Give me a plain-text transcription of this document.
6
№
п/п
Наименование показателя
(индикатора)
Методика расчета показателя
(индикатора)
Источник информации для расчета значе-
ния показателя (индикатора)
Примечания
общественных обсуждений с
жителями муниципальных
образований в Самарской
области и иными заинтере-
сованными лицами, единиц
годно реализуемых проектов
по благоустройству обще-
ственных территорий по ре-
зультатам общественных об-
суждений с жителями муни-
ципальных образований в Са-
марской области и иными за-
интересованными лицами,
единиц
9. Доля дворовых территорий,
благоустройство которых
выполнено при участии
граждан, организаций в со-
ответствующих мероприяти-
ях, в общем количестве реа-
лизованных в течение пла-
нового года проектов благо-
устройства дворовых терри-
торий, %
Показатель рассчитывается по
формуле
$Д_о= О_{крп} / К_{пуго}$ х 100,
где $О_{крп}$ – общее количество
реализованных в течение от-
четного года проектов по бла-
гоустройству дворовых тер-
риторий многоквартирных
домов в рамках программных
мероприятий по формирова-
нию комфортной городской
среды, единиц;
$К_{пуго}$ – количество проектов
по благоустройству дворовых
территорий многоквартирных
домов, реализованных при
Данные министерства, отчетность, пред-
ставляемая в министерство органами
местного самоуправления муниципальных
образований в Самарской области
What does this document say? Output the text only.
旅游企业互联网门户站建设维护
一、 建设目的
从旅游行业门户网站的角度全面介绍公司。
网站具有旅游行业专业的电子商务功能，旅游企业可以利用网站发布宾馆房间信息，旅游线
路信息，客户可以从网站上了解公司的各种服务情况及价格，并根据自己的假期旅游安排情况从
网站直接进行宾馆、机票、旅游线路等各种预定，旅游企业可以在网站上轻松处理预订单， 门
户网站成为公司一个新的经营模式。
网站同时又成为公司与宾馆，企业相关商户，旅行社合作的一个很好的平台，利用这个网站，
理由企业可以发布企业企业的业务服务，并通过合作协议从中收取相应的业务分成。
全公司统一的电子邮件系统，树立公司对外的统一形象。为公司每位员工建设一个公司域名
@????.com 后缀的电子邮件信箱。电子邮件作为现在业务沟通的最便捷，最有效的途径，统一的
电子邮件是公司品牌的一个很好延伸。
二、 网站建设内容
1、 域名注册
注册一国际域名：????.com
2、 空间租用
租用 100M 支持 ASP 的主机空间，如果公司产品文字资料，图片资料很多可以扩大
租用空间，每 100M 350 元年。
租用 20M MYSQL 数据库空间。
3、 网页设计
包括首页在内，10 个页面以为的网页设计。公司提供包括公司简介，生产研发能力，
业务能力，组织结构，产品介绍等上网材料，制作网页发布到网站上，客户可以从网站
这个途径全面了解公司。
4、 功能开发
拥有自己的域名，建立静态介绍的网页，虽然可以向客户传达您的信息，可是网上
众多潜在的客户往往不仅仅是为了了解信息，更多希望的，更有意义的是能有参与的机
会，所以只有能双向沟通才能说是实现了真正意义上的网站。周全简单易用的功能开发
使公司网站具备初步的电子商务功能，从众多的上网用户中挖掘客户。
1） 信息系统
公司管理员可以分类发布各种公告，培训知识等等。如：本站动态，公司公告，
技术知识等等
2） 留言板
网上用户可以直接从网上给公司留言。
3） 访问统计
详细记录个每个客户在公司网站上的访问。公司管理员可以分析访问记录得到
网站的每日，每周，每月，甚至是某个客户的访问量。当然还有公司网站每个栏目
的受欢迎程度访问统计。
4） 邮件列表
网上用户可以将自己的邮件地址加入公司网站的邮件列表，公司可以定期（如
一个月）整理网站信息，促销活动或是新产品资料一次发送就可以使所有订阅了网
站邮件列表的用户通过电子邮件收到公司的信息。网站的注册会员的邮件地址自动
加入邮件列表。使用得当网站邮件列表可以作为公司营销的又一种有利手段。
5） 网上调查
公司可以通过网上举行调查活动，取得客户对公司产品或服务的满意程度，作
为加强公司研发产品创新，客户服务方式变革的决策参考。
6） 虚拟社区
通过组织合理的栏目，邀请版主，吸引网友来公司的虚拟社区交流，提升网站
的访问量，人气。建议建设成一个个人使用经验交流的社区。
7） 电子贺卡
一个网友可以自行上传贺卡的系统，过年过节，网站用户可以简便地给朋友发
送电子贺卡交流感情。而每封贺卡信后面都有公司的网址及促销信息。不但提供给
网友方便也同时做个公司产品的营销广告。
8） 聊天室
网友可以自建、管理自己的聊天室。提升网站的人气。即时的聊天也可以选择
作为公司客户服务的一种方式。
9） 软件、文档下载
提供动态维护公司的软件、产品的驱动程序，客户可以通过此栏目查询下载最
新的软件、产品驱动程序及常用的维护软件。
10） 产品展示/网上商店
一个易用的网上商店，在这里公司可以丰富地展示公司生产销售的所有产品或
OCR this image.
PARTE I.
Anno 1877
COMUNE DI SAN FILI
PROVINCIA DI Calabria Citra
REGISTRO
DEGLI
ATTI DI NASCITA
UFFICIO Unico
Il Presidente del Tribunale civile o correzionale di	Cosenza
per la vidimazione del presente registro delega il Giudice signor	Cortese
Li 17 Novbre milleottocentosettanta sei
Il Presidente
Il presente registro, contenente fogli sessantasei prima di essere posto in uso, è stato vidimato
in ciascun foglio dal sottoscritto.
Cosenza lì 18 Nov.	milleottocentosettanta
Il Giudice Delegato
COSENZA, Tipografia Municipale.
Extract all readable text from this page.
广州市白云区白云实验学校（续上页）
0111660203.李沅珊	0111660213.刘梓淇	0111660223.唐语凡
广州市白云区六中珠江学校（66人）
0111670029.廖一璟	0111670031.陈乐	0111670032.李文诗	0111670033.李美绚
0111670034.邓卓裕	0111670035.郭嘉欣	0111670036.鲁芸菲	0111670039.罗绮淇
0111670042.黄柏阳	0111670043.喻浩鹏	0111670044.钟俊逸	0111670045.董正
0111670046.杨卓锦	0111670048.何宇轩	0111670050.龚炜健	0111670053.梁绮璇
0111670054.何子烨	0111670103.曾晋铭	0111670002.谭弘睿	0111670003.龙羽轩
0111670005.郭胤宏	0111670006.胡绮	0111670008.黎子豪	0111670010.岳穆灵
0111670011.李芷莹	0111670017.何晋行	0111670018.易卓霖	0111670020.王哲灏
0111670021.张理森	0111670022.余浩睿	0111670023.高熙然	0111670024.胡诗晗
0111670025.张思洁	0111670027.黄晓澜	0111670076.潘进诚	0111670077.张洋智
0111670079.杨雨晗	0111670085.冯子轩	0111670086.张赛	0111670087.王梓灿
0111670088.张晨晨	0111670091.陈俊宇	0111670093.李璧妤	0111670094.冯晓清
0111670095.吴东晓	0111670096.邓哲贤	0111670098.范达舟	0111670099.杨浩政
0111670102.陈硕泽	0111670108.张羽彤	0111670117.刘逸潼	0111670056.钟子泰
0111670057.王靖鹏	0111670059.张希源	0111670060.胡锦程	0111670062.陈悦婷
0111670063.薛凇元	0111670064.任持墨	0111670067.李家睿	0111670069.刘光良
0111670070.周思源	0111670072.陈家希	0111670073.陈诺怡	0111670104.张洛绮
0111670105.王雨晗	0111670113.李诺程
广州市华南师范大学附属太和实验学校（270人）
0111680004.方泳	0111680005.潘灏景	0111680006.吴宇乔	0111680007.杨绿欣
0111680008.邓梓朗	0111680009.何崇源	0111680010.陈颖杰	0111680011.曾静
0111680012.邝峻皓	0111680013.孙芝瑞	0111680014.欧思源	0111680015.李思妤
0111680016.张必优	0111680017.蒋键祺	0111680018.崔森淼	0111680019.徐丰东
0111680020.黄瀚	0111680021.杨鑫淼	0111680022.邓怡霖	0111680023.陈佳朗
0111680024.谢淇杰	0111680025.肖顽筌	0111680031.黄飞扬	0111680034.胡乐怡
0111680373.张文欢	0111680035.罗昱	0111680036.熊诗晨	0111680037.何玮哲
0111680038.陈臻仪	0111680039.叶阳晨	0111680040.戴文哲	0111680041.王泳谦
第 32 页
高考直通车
....................
_Given request_
Look through the data above. Find each line with the string "единиц" and copy it.

_Response to this exercise_
сованными лицами, единиц
единиц
среды, единиц;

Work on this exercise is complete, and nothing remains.